Select lines where the word "growth" appears.

- _Source data_
──────────────────────────────

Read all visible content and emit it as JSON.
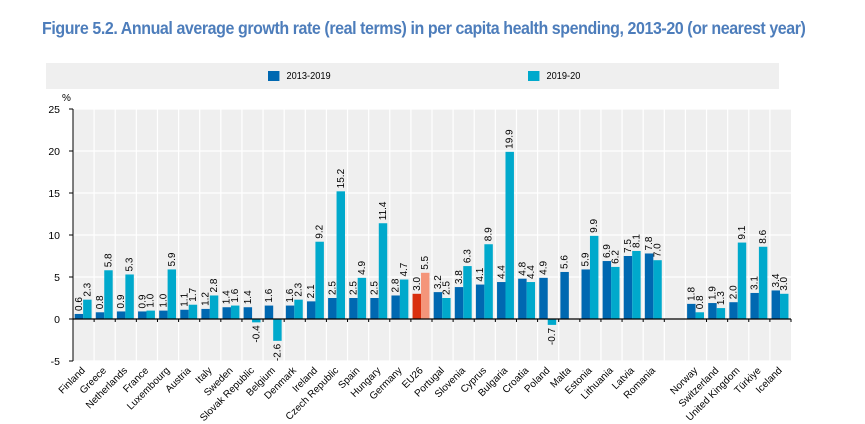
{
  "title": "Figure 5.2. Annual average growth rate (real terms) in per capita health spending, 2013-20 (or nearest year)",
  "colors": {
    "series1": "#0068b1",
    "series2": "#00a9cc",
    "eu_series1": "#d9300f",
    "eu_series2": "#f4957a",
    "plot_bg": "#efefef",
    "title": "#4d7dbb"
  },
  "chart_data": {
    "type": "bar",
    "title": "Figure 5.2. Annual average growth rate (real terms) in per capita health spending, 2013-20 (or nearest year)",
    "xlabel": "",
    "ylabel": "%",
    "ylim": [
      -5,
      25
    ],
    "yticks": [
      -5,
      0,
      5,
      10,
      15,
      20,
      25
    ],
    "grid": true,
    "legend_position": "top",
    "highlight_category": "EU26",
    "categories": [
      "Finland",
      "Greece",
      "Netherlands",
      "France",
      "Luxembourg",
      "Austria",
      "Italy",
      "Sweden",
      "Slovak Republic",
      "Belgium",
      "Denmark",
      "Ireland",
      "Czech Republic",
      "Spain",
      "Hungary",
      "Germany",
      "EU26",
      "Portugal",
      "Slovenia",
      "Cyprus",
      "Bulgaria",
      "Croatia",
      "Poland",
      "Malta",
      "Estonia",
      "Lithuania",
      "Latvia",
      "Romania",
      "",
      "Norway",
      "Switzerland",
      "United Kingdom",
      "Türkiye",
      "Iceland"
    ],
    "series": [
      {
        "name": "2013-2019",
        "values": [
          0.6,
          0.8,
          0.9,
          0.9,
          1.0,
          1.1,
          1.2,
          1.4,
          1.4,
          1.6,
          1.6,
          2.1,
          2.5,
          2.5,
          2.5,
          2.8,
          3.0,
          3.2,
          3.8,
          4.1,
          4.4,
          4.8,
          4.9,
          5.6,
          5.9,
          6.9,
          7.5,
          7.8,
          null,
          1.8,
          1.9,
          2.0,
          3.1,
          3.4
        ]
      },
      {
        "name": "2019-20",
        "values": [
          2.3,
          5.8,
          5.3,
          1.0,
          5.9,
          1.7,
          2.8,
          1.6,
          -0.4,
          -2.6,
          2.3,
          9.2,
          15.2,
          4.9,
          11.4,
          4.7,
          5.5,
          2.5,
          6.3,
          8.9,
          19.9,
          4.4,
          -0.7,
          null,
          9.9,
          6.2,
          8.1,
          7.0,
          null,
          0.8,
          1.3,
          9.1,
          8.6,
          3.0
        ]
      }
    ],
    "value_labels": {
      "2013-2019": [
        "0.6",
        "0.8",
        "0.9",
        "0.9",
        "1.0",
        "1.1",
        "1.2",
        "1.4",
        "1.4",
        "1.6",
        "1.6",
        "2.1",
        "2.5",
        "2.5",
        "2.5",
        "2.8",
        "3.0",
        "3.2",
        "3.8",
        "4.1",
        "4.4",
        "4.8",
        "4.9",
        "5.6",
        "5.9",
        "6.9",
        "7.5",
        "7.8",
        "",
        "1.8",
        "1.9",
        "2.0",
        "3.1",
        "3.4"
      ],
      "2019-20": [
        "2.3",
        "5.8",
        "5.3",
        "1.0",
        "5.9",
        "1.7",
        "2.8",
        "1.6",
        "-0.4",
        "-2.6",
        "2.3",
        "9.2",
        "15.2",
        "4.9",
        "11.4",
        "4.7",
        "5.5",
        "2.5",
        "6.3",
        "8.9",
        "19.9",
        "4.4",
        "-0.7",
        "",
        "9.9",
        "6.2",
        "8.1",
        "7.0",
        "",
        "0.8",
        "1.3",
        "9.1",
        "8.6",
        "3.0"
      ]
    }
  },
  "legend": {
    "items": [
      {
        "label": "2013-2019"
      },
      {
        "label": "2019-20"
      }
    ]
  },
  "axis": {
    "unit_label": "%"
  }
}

──────────────────────────────

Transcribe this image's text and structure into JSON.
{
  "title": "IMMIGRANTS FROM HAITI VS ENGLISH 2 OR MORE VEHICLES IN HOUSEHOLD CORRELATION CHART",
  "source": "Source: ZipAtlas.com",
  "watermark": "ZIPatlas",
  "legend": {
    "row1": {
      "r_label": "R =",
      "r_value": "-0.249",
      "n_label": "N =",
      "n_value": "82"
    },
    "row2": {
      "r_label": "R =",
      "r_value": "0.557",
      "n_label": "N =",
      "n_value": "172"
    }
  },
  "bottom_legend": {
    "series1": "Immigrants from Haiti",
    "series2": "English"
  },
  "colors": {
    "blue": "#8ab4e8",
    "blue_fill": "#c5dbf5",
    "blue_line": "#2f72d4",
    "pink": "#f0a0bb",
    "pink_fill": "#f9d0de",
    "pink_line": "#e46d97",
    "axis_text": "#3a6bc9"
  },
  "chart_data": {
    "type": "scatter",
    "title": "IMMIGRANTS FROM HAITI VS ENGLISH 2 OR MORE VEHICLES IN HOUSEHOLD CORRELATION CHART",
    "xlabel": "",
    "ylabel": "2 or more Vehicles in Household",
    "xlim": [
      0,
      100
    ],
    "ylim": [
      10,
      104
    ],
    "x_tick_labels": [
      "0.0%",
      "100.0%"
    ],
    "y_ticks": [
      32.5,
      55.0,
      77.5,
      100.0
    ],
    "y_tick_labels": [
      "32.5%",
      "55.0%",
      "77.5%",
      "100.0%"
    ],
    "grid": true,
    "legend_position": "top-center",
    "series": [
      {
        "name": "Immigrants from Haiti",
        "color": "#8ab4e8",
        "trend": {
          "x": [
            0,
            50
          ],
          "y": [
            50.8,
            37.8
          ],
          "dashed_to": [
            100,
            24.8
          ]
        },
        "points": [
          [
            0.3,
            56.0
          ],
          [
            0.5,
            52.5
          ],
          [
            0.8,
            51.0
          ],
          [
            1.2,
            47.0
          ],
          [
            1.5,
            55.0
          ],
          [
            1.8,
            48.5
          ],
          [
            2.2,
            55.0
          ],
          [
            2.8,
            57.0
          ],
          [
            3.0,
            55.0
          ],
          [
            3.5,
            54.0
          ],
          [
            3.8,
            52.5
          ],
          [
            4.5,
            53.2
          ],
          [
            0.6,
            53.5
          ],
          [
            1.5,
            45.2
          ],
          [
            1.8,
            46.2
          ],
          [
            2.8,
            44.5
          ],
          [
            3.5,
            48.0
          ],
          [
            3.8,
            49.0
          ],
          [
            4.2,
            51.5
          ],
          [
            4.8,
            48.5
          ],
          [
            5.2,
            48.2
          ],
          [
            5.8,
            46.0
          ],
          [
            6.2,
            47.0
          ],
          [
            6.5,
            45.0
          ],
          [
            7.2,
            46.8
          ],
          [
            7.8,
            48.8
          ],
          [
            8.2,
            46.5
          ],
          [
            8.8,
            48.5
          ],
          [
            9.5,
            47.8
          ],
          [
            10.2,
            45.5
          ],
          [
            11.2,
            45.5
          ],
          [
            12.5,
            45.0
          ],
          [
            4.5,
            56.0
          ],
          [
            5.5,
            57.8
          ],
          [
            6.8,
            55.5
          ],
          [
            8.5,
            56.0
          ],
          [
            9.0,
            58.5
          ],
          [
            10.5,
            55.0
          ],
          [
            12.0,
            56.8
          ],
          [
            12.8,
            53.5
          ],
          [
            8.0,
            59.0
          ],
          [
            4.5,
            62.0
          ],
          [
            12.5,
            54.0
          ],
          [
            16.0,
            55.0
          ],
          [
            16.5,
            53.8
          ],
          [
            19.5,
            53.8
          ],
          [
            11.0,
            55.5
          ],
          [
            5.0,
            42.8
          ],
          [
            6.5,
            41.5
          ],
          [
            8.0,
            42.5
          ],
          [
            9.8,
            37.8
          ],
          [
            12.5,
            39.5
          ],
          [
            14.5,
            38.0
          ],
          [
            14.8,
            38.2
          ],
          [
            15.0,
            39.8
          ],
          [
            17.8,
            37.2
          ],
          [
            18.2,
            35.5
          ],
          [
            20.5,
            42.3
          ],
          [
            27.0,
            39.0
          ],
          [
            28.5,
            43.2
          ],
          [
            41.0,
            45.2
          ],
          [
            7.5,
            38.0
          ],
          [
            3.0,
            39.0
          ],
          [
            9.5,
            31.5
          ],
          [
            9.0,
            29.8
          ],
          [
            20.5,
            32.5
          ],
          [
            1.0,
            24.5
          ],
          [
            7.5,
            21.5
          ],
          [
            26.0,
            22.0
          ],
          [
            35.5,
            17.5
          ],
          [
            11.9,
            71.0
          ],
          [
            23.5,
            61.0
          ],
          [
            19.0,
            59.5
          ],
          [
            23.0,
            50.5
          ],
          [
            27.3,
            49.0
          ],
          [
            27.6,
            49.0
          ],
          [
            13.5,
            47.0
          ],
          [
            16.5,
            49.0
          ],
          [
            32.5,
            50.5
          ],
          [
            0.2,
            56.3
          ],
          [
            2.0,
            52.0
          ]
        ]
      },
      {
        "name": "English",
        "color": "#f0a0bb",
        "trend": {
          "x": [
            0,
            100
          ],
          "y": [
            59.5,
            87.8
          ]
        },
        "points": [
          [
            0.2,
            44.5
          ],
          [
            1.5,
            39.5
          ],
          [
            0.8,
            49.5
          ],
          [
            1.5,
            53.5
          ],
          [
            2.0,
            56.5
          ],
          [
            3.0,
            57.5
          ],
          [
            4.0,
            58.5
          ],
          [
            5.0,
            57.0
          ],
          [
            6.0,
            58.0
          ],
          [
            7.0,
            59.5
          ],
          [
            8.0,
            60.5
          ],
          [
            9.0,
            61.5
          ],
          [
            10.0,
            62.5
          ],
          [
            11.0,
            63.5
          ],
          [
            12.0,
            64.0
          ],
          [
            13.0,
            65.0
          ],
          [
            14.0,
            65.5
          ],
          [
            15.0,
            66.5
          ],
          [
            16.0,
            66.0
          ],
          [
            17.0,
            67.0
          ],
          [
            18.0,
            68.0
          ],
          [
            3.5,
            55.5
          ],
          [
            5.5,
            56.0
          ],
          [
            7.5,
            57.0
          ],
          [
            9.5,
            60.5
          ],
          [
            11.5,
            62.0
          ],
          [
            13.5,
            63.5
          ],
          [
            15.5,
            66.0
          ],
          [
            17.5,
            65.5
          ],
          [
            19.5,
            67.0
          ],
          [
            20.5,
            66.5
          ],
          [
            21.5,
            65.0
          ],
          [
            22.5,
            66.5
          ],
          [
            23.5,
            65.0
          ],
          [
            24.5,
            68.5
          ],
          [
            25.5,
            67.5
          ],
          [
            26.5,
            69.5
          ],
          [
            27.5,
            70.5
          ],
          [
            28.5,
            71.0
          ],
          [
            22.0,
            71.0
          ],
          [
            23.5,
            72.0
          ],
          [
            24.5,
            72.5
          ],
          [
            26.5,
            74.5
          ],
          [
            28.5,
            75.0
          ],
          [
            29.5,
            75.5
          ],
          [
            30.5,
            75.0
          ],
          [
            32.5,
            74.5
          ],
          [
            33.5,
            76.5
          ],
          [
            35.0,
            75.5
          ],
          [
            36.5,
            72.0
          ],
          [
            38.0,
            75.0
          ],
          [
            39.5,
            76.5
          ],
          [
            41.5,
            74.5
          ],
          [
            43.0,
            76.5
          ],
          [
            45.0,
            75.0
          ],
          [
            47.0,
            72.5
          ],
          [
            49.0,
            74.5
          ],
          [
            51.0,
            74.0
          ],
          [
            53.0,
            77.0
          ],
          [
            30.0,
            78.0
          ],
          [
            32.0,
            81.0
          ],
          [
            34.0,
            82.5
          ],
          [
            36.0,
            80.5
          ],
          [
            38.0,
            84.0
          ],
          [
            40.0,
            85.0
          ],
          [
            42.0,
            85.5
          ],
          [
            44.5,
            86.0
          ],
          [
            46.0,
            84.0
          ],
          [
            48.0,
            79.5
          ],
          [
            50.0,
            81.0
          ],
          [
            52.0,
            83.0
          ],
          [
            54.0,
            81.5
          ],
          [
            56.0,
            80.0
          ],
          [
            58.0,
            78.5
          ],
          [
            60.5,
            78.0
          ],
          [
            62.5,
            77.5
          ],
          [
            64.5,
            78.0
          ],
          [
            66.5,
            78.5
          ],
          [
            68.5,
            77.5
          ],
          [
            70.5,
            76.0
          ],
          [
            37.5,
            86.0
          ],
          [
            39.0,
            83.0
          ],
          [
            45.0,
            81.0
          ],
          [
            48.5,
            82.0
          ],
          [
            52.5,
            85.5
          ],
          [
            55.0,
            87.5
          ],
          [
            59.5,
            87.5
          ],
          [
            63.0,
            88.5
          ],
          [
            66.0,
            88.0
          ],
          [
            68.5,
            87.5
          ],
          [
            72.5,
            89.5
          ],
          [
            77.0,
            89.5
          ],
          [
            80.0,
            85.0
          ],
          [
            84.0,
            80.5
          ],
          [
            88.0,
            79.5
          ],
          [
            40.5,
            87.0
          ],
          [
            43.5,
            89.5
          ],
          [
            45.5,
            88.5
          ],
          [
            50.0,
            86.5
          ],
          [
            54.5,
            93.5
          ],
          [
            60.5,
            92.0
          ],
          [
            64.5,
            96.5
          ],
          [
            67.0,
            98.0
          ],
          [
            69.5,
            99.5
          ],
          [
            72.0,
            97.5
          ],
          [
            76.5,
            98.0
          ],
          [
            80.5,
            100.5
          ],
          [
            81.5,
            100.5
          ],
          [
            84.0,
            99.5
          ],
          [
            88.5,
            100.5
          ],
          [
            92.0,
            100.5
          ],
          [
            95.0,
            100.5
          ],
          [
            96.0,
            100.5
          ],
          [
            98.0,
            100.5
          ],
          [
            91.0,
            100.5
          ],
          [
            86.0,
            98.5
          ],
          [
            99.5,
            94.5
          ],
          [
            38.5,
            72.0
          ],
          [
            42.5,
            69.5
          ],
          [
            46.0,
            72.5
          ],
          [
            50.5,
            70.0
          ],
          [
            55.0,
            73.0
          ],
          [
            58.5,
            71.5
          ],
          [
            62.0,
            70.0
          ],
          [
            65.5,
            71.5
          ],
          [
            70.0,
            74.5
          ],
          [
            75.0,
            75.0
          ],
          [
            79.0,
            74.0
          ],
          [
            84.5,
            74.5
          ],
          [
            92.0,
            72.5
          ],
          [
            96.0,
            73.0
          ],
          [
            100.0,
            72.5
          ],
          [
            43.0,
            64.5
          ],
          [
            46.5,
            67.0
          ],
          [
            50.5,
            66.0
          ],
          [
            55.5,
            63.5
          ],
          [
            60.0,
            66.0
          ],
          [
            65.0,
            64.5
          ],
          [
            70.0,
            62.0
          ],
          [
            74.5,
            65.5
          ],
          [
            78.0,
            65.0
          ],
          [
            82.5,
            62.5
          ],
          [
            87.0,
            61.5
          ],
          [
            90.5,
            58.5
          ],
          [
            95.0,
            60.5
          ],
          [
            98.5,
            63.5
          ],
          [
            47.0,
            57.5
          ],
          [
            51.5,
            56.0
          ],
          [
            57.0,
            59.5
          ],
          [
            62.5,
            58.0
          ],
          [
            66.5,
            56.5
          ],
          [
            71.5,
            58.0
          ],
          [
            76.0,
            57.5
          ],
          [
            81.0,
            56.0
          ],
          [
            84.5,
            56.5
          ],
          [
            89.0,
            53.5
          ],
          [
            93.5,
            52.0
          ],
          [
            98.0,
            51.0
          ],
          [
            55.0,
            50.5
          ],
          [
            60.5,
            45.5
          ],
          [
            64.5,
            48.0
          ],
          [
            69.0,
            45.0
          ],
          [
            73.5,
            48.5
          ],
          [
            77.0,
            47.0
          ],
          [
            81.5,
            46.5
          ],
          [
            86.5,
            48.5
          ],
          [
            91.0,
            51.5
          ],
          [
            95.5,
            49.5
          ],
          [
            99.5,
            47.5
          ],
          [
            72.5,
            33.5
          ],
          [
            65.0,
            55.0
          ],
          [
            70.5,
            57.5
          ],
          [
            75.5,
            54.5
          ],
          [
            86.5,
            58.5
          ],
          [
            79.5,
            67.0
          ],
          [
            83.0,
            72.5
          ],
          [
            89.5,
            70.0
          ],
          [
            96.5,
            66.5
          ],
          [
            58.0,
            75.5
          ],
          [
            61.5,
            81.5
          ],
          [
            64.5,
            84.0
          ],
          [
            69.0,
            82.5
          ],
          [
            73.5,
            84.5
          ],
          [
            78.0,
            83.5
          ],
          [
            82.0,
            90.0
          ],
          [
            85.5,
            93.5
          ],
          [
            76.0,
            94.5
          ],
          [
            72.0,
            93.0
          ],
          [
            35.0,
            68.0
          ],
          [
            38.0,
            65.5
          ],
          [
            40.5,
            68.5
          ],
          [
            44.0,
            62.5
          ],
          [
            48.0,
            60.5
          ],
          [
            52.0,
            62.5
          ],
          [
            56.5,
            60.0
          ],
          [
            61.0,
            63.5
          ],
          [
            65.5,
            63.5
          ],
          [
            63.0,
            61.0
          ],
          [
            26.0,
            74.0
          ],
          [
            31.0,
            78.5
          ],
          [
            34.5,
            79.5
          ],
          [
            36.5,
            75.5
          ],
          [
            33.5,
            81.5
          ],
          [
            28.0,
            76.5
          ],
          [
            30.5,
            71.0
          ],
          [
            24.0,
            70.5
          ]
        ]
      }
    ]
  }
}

──────────────────────────────

- _TASK RESULT_
  "title": "Figure 5.2. Annual average growth rate (real terms) in per capita health spending, 2013-20 (or nearest year)",
    "title": "Figure 5.2. Annual average growth rate (real terms) in per capita health spending, 2013-20 (or nearest year)",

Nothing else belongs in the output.